§ **Texte fourni**:
■ ■ ■ ■ ■ ■ ■
I. Introduction. Le problème de la faute dans la doctrine et dans le projet de codification de la CDI

Peu de questions ont autant occupé, fasciné et divisé les amateurs de droit international que le rôle de la faute, entendue comme attitude psychologique de l'individu, dans la problématique de la responsabilité internationale.

Cet intérêt s'explique facilement: reconnaître ou non la faute en tant qu'élément constitutif du délit international, c'est aller au-delà d'une prise de position doctrinale en la matière; il s'agit plutôt d'une déclaration de foi plus ou moins consciente, d'une Weltanschauung du droit international. A l'époque d'Anzilotti, on se demandait si la faute avait encore une raison d'être dans un système dominé par la «positivité» objective de la volonté des Etats.2 Entre les deux guerres, la question était de savoir si le droit international, vu sa nature de droit primitif, était en mesure d'accueillir ces concepts raffinés que sont la faute et la responsabilité individuelles, lesquels existent dans les systèmes nationaux les plus évolués.3 Aujourd'hui, dans une curieuse inversion de perspective qui est assez significative, on se demande si le droit international ne rendrait pas un meilleur service aux exigences du monde contemporain s'il cessait de considérer la faute comme une condition nécessaire du délit. En effet, il en va ainsi dans les systèmes nationaux les plus évolués, pour un nombre sans cesse croissant d'activités techniques réputées dangereuses, ou qui comportent en tout cas un coût social élevé en termes de risque de dommages.4

Par ailleurs, le débat sur la faute semblait avoir perdu de son intérêt ces dernières années. La nouvelle doctrine, qu'un auteur qualifiait récemment d'éclectique,5 rechignait à analyser davantage le thème. Des observations empiriques corroboraient l'opinion selon laquelle on ne pouvait donner de réponse univoque au problème de la faute: dans certains cas, la faute serait un élément indispensable pour affirmer qu'il y a délit, dans d'autres, en revanche, elle ne serait pas nécessaire. La tâche de la doctrine serait uniquement d'identifier précisément ces deux catégories et de rechercher la ratio de l'élément qui distingue l'une de l'autre.
■ ■ ■ ■ ■ ■ ■
§ **Données fournies**:

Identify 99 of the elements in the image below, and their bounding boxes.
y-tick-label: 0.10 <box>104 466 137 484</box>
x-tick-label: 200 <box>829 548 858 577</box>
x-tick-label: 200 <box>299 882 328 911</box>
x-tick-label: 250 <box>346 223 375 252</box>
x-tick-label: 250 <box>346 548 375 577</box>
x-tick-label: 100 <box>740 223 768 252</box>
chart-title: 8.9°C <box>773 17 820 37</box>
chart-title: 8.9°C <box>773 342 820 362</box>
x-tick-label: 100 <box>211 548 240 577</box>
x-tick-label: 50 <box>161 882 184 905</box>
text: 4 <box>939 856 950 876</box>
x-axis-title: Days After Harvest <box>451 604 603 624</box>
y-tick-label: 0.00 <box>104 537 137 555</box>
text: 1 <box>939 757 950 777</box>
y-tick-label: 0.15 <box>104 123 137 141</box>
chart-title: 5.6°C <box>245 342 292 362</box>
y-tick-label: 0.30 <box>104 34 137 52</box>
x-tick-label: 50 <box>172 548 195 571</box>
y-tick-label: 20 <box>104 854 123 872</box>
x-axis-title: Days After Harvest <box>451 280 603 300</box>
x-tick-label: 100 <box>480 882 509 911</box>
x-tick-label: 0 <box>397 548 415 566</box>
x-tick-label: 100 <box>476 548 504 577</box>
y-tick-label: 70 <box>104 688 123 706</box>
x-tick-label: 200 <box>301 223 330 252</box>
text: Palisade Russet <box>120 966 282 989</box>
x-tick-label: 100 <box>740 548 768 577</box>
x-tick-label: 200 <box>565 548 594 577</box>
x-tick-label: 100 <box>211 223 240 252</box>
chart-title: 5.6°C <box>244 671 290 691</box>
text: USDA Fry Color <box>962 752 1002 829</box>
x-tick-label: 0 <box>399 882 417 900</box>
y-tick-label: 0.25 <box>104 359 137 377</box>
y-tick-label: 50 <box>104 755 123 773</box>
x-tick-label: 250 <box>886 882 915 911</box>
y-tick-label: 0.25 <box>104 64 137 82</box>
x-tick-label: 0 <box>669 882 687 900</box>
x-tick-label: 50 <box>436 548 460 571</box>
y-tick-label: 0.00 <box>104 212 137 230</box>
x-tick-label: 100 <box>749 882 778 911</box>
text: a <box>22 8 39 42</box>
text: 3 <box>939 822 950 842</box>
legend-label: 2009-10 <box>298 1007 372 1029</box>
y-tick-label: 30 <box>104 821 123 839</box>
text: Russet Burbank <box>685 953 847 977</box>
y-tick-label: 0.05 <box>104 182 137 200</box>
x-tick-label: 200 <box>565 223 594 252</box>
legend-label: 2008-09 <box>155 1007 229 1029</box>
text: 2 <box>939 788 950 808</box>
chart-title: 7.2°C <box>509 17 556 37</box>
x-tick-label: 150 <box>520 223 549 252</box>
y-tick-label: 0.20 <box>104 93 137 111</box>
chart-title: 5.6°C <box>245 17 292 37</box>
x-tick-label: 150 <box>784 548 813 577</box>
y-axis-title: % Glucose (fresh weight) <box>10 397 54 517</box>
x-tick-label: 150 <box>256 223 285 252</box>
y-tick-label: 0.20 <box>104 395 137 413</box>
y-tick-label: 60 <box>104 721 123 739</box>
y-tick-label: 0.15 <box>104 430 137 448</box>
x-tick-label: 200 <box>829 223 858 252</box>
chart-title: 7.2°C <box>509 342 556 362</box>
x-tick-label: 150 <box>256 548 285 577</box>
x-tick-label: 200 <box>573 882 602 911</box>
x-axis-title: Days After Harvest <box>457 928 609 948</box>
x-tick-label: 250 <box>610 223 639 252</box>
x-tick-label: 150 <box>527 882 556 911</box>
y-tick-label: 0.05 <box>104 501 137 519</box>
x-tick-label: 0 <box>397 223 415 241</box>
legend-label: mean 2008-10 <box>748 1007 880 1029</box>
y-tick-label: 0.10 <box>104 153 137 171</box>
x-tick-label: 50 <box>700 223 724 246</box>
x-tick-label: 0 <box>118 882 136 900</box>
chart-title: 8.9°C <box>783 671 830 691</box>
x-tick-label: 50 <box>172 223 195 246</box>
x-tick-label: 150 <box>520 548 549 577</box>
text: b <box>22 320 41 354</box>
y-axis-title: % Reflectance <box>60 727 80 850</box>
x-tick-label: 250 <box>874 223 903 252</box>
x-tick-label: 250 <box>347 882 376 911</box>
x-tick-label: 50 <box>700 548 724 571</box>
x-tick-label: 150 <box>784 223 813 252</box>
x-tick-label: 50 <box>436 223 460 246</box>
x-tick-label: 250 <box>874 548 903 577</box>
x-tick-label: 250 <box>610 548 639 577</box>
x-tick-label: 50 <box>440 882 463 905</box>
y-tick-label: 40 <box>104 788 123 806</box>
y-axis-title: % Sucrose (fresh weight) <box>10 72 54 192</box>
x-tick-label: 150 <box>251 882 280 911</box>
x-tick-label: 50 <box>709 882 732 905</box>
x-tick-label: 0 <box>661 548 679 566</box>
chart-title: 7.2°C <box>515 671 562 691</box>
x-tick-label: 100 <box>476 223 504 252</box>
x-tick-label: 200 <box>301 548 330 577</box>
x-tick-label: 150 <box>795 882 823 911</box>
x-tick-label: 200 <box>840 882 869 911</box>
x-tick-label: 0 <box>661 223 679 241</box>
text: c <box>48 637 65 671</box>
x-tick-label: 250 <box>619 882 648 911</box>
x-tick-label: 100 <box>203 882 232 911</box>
■ ■ ■ ■ ■ ■ ■
§ **Consignes**:
[a] Pour chacun des énoncés suivants, indiquez par oui ou par non s'il concorde avec le texte fourni, en citant à l'identique les mots du texte qui tranchent. (i) À l'époque d'Anzilotti, on se demandait si la faute avait encore une raison d'être. (ii) Le débat sur la faute semblait avoir gagné en intérêt ces dernières années. (iii) Entre les deux guerres, on se demandait si le droit international pouvait accueillir la faute et la responsabilité individuelles.
[b] Reproduisez fidèlement tout ce qui va du début des enregistrements jusqu'à la ligne contenant « x-tick-label: 250 <box>346 223 375 252</box> », cette ligne comprise.

§ **Résultats**:
[a]
(i) Oui : « A l'époque d'Anzilotti, on se demandait si la faute avait encore une raison d'être »
(ii) Non : « le débat sur la faute semblait avoir perdu de son intérêt ces dernières années »
(iii) Oui : « Entre les deux guerres, la question était de savoir si le droit international, vu sa nature de droit primitif, était en mesure d'accueillir ces concepts raffinés que sont la faute et la responsabilité individuelles »

[b]
Identify 99 of the elements in the image below, and their bounding boxes.
y-tick-label: 0.10 <box>104 466 137 484</box>
x-tick-label: 200 <box>829 548 858 577</box>
x-tick-label: 200 <box>299 882 328 911</box>
x-tick-label: 250 <box>346 223 375 252</box>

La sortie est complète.